··· INPUT ···

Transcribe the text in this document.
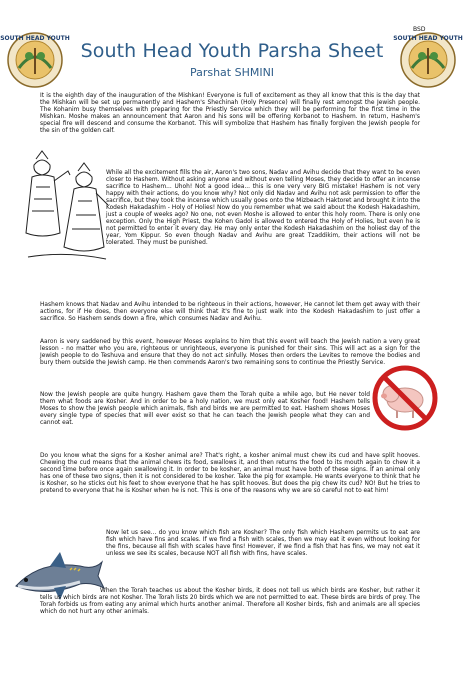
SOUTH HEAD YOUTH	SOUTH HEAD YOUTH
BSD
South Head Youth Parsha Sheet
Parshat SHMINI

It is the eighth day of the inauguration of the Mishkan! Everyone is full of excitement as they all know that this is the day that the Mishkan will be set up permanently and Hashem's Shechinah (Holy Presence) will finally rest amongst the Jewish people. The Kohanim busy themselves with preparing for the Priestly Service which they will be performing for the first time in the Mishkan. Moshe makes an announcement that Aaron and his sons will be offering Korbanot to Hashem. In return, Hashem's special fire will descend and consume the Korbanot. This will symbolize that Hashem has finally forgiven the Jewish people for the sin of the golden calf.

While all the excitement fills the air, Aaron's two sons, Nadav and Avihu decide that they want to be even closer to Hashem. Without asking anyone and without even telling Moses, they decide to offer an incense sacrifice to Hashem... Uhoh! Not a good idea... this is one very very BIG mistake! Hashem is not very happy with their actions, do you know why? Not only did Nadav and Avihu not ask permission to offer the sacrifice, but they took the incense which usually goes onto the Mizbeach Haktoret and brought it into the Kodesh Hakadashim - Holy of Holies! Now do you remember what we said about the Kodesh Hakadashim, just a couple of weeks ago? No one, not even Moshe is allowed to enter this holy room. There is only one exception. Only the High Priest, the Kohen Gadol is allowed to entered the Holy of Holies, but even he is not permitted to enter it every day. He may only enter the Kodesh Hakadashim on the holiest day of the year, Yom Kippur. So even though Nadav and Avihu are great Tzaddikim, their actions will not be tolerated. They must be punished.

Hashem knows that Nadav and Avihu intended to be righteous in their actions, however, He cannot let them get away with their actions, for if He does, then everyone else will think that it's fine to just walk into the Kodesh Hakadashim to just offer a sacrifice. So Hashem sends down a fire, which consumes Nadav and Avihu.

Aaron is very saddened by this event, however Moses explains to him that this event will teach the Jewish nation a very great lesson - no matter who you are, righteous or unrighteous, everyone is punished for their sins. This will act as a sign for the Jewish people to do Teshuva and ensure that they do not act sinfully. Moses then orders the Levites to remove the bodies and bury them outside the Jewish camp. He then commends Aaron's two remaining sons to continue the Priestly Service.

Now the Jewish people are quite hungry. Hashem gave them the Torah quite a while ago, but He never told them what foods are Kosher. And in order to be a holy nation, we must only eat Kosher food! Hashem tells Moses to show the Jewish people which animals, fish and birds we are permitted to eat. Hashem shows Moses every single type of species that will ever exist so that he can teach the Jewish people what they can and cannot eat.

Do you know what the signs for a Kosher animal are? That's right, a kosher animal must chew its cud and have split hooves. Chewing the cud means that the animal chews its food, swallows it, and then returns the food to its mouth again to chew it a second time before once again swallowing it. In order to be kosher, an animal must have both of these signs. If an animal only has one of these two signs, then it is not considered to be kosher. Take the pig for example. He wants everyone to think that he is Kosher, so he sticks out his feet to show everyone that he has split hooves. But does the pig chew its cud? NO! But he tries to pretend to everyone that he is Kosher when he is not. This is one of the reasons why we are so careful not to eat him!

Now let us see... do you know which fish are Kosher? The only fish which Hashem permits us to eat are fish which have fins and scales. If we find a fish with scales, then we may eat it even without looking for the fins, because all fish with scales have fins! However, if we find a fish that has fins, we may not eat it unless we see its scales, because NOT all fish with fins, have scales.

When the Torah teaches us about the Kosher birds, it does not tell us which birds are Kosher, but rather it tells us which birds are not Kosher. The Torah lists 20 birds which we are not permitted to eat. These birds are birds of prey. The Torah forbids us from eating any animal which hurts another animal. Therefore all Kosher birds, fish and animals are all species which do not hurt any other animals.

···

**TASK DETAILS:** Copy out each line of the data where the string "cannot" appears.

**WRITTEN REPLY:**
Hashem knows that Nadav and Avihu intended to be righteous in their actions, however, He cannot let them get away with their actions, for if He does, then everyone else will think that it's fine to just walk into the Kodesh Hakadashim to just offer a sacrifice. So Hashem sends down a fire, which consumes Nadav and Avihu.
Now the Jewish people are quite hungry. Hashem gave them the Torah quite a while ago, but He never told them what foods are Kosher. And in order to be a holy nation, we must only eat Kosher food! Hashem tells Moses to show the Jewish people which animals, fish and birds we are permitted to eat. Hashem shows Moses every single type of species that will ever exist so that he can teach the Jewish people what they can and cannot eat.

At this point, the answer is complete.